Which lines contain the string "CHƯƠNG"? Please list every one of them.

**Recorded information**.
---*---

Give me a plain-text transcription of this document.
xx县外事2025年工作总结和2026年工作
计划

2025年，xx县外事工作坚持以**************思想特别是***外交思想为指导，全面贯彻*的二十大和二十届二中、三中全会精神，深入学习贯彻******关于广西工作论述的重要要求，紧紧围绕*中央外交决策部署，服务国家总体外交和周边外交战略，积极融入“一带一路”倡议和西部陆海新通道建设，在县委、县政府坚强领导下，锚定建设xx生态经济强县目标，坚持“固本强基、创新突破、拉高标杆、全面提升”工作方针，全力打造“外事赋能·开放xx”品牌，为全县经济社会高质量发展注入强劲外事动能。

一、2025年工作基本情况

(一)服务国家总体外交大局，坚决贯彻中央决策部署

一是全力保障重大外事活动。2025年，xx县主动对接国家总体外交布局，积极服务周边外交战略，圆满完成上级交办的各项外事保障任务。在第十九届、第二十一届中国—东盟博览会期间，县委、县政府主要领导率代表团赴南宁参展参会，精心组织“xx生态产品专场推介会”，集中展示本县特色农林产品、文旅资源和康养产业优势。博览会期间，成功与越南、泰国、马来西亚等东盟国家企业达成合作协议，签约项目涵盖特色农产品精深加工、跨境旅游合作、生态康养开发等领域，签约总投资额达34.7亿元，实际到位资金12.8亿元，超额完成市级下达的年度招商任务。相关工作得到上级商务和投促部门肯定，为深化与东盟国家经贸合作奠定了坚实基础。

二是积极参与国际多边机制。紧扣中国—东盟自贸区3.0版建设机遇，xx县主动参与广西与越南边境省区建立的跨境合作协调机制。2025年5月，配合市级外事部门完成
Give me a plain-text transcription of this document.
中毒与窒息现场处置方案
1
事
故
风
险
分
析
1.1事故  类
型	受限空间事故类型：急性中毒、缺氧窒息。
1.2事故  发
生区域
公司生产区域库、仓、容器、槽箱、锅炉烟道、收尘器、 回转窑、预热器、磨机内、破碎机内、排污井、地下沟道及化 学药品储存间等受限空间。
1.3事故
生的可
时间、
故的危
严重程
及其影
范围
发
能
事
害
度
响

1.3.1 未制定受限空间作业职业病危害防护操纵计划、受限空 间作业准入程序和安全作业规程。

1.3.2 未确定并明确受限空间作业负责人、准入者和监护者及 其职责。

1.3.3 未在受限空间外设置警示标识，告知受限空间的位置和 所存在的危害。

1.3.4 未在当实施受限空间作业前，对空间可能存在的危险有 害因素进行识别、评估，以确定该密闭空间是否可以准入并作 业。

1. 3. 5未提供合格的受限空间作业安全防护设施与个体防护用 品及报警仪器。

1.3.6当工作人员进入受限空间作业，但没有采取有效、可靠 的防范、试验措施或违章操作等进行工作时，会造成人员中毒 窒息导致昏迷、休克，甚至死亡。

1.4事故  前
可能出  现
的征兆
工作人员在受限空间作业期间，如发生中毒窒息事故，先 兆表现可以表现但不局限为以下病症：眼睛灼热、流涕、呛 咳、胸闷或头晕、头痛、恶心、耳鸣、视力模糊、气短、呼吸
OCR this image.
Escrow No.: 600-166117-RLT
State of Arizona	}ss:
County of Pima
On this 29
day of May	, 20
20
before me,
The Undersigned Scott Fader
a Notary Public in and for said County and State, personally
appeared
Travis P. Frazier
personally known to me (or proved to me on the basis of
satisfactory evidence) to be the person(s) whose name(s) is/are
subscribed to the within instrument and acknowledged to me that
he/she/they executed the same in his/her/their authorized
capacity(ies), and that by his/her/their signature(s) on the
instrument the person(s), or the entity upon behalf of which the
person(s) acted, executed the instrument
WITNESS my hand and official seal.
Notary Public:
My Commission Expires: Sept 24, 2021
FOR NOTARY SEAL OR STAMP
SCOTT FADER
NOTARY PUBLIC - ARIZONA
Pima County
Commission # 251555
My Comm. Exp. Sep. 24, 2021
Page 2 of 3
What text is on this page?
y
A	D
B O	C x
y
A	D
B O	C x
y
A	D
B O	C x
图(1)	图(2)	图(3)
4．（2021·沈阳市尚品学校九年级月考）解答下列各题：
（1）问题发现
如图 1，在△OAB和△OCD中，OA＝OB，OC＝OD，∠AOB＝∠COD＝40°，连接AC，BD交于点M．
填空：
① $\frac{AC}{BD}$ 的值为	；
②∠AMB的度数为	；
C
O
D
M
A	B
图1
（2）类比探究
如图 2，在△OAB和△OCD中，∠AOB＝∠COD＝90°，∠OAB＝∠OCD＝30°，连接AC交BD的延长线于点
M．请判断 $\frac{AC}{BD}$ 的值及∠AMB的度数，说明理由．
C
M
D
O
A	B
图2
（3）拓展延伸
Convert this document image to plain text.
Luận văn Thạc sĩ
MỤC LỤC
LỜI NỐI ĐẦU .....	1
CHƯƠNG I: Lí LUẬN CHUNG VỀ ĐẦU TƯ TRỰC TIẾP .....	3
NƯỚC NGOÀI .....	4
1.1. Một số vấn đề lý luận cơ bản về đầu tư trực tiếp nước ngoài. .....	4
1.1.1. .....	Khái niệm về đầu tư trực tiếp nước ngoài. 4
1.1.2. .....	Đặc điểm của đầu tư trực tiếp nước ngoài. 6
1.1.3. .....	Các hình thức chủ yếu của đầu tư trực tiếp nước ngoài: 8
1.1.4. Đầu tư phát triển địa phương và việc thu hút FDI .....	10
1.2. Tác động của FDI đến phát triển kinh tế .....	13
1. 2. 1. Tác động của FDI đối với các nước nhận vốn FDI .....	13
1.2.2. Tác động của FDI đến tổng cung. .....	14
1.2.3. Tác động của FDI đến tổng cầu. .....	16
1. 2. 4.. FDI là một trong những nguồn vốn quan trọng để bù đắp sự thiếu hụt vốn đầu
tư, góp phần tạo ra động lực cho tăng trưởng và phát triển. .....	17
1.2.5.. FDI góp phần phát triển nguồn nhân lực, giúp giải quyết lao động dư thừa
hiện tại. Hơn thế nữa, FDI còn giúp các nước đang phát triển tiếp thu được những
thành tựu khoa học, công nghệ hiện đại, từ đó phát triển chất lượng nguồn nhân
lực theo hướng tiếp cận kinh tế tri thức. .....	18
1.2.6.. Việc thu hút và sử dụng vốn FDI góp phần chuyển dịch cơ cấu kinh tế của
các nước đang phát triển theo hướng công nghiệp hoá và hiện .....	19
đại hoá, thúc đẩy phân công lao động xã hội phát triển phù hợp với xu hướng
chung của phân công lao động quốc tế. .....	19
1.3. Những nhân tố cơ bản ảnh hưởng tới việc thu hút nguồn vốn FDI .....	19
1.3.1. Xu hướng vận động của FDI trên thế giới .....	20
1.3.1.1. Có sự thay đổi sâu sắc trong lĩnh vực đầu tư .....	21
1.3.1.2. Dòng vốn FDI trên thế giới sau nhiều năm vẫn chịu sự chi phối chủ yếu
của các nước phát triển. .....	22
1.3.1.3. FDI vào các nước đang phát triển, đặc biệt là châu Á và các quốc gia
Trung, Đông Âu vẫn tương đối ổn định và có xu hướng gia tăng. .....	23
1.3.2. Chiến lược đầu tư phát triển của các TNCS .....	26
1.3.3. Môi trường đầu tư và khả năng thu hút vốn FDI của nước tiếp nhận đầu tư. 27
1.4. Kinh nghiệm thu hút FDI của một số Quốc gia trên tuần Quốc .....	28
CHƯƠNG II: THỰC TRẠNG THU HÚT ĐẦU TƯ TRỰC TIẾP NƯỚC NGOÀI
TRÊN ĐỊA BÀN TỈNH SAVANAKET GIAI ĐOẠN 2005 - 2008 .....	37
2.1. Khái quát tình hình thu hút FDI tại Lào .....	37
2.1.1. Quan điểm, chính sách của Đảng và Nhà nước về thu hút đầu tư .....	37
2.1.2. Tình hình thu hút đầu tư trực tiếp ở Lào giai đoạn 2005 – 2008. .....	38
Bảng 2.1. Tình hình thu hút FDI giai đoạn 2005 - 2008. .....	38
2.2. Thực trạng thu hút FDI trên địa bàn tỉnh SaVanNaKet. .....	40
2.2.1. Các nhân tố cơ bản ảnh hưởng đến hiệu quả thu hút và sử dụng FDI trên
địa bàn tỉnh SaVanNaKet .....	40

---*---

**Written answer**.
CHƯƠNG I: Lí LUẬN CHUNG VỀ ĐẦU TƯ TRỰC TIẾP .....	3
CHƯƠNG II: THỰC TRẠNG THU HÚT ĐẦU TƯ TRỰC TIẾP NƯỚC NGOÀI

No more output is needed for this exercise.